# START OF Extracted material

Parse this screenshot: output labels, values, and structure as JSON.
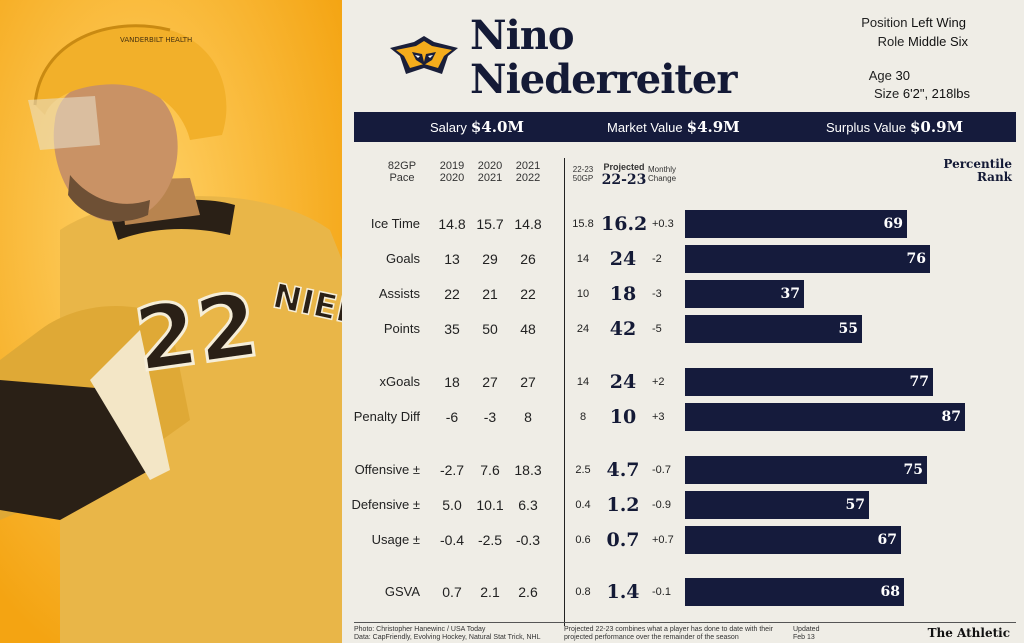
{
  "player": {
    "first_name": "Nino",
    "last_name": "Niederreiter",
    "jersey_number": "22",
    "jersey_name": "NIED",
    "helmet_text": "VANDERBILT HEALTH"
  },
  "info": {
    "position_label": "Position",
    "position_value": "Left Wing",
    "role_label": "Role",
    "role_value": "Middle Six",
    "age_label": "Age",
    "age_value": "30",
    "size_label": "Size",
    "size_value": "6'2\", 218lbs"
  },
  "contract": {
    "salary_label": "Salary",
    "salary_value": "$4.0M",
    "market_label": "Market Value",
    "market_value": "$4.9M",
    "surplus_label": "Surplus Value",
    "surplus_value": "$0.9M"
  },
  "headers": {
    "pace_1": "82GP",
    "pace_2": "Pace",
    "season1_a": "2019",
    "season1_b": "2020",
    "season2_a": "2020",
    "season2_b": "2021",
    "season3_a": "2021",
    "season3_b": "2022",
    "gp50_a": "22-23",
    "gp50_b": "50GP",
    "proj_a": "Projected",
    "proj_b": "22-23",
    "chg_a": "Monthly",
    "chg_b": "Change",
    "pct_a": "Percentile",
    "pct_b": "Rank"
  },
  "colors": {
    "navy": "#151b3c",
    "gold": "#f4ac1c",
    "background": "#efede6"
  },
  "chart_data": {
    "type": "table",
    "rows": [
      {
        "label": "Ice Time",
        "s2020": "14.8",
        "s2021": "15.7",
        "s2022": "14.8",
        "gp50": "15.8",
        "proj": "16.2",
        "change": "+0.3",
        "pct": 69
      },
      {
        "label": "Goals",
        "s2020": "13",
        "s2021": "29",
        "s2022": "26",
        "gp50": "14",
        "proj": "24",
        "change": "-2",
        "pct": 76
      },
      {
        "label": "Assists",
        "s2020": "22",
        "s2021": "21",
        "s2022": "22",
        "gp50": "10",
        "proj": "18",
        "change": "-3",
        "pct": 37
      },
      {
        "label": "Points",
        "s2020": "35",
        "s2021": "50",
        "s2022": "48",
        "gp50": "24",
        "proj": "42",
        "change": "-5",
        "pct": 55
      },
      {
        "label": "xGoals",
        "s2020": "18",
        "s2021": "27",
        "s2022": "27",
        "gp50": "14",
        "proj": "24",
        "change": "+2",
        "pct": 77
      },
      {
        "label": "Penalty Diff",
        "s2020": "-6",
        "s2021": "-3",
        "s2022": "8",
        "gp50": "8",
        "proj": "10",
        "change": "+3",
        "pct": 87
      },
      {
        "label": "Offensive ±",
        "s2020": "-2.7",
        "s2021": "7.6",
        "s2022": "18.3",
        "gp50": "2.5",
        "proj": "4.7",
        "change": "-0.7",
        "pct": 75
      },
      {
        "label": "Defensive ±",
        "s2020": "5.0",
        "s2021": "10.1",
        "s2022": "6.3",
        "gp50": "0.4",
        "proj": "1.2",
        "change": "-0.9",
        "pct": 57
      },
      {
        "label": "Usage ±",
        "s2020": "-0.4",
        "s2021": "-2.5",
        "s2022": "-0.3",
        "gp50": "0.6",
        "proj": "0.7",
        "change": "+0.7",
        "pct": 67
      },
      {
        "label": "GSVA",
        "s2020": "0.7",
        "s2021": "2.1",
        "s2022": "2.6",
        "gp50": "0.8",
        "proj": "1.4",
        "change": "-0.1",
        "pct": 68
      }
    ]
  },
  "footer": {
    "credit_1": "Photo: Christopher Hanewinc / USA Today",
    "credit_2": "Data: CapFriendly, Evolving Hockey, Natural Stat Trick, NHL",
    "note_1": "Projected 22-23 combines what a player has done to date with their",
    "note_2": "projected performance over the remainder of the season",
    "updated_1": "Updated",
    "updated_2": "Feb 13",
    "brand": "The Athletic"
  }
}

# END OF Extracted material

> [Aim]
Write out again every line above exactly as given; the pictures do not belong in the copy.

> [Response to this task]
Parse this screenshot: output labels, values, and structure as JSON.
{
  "player": {
    "first_name": "Nino",
    "last_name": "Niederreiter",
    "jersey_number": "22",
    "jersey_name": "NIED",
    "helmet_text": "VANDERBILT HEALTH"
  },
  "info": {
    "position_label": "Position",
    "position_value": "Left Wing",
    "role_label": "Role",
    "role_value": "Middle Six",
    "age_label": "Age",
    "age_value": "30",
    "size_label": "Size",
    "size_value": "6'2\", 218lbs"
  },
  "contract": {
    "salary_label": "Salary",
    "salary_value": "$4.0M",
    "market_label": "Market Value",
    "market_value": "$4.9M",
    "surplus_label": "Surplus Value",
    "surplus_value": "$0.9M"
  },
  "headers": {
    "pace_1": "82GP",
    "pace_2": "Pace",
    "season1_a": "2019",
    "season1_b": "2020",
    "season2_a": "2020",
    "season2_b": "2021",
    "season3_a": "2021",
    "season3_b": "2022",
    "gp50_a": "22-23",
    "gp50_b": "50GP",
    "proj_a": "Projected",
    "proj_b": "22-23",
    "chg_a": "Monthly",
    "chg_b": "Change",
    "pct_a": "Percentile",
    "pct_b": "Rank"
  },
  "colors": {
    "navy": "#151b3c",
    "gold": "#f4ac1c",
    "background": "#efede6"
  },
  "chart_data": {
    "type": "table",
    "rows": [
      {
        "label": "Ice Time",
        "s2020": "14.8",
        "s2021": "15.7",
        "s2022": "14.8",
        "gp50": "15.8",
        "proj": "16.2",
        "change": "+0.3",
        "pct": 69
      },
      {
        "label": "Goals",
        "s2020": "13",
        "s2021": "29",
        "s2022": "26",
        "gp50": "14",
        "proj": "24",
        "change": "-2",
        "pct": 76
      },
      {
        "label": "Assists",
        "s2020": "22",
        "s2021": "21",
        "s2022": "22",
        "gp50": "10",
        "proj": "18",
        "change": "-3",
        "pct": 37
      },
      {
        "label": "Points",
        "s2020": "35",
        "s2021": "50",
        "s2022": "48",
        "gp50": "24",
        "proj": "42",
        "change": "-5",
        "pct": 55
      },
      {
        "label": "xGoals",
        "s2020": "18",
        "s2021": "27",
        "s2022": "27",
        "gp50": "14",
        "proj": "24",
        "change": "+2",
        "pct": 77
      },
      {
        "label": "Penalty Diff",
        "s2020": "-6",
        "s2021": "-3",
        "s2022": "8",
        "gp50": "8",
        "proj": "10",
        "change": "+3",
        "pct": 87
      },
      {
        "label": "Offensive ±",
        "s2020": "-2.7",
        "s2021": "7.6",
        "s2022": "18.3",
        "gp50": "2.5",
        "proj": "4.7",
        "change": "-0.7",
        "pct": 75
      },
      {
        "label": "Defensive ±",
        "s2020": "5.0",
        "s2021": "10.1",
        "s2022": "6.3",
        "gp50": "0.4",
        "proj": "1.2",
        "change": "-0.9",
        "pct": 57
      },
      {
        "label": "Usage ±",
        "s2020": "-0.4",
        "s2021": "-2.5",
        "s2022": "-0.3",
        "gp50": "0.6",
        "proj": "0.7",
        "change": "+0.7",
        "pct": 67
      },
      {
        "label": "GSVA",
        "s2020": "0.7",
        "s2021": "2.1",
        "s2022": "2.6",
        "gp50": "0.8",
        "proj": "1.4",
        "change": "-0.1",
        "pct": 68
      }
    ]
  },
  "footer": {
    "credit_1": "Photo: Christopher Hanewinc / USA Today",
    "credit_2": "Data: CapFriendly, Evolving Hockey, Natural Stat Trick, NHL",
    "note_1": "Projected 22-23 combines what a player has done to date with their",
    "note_2": "projected performance over the remainder of the season",
    "updated_1": "Updated",
    "updated_2": "Feb 13",
    "brand": "The Athletic"
  }
}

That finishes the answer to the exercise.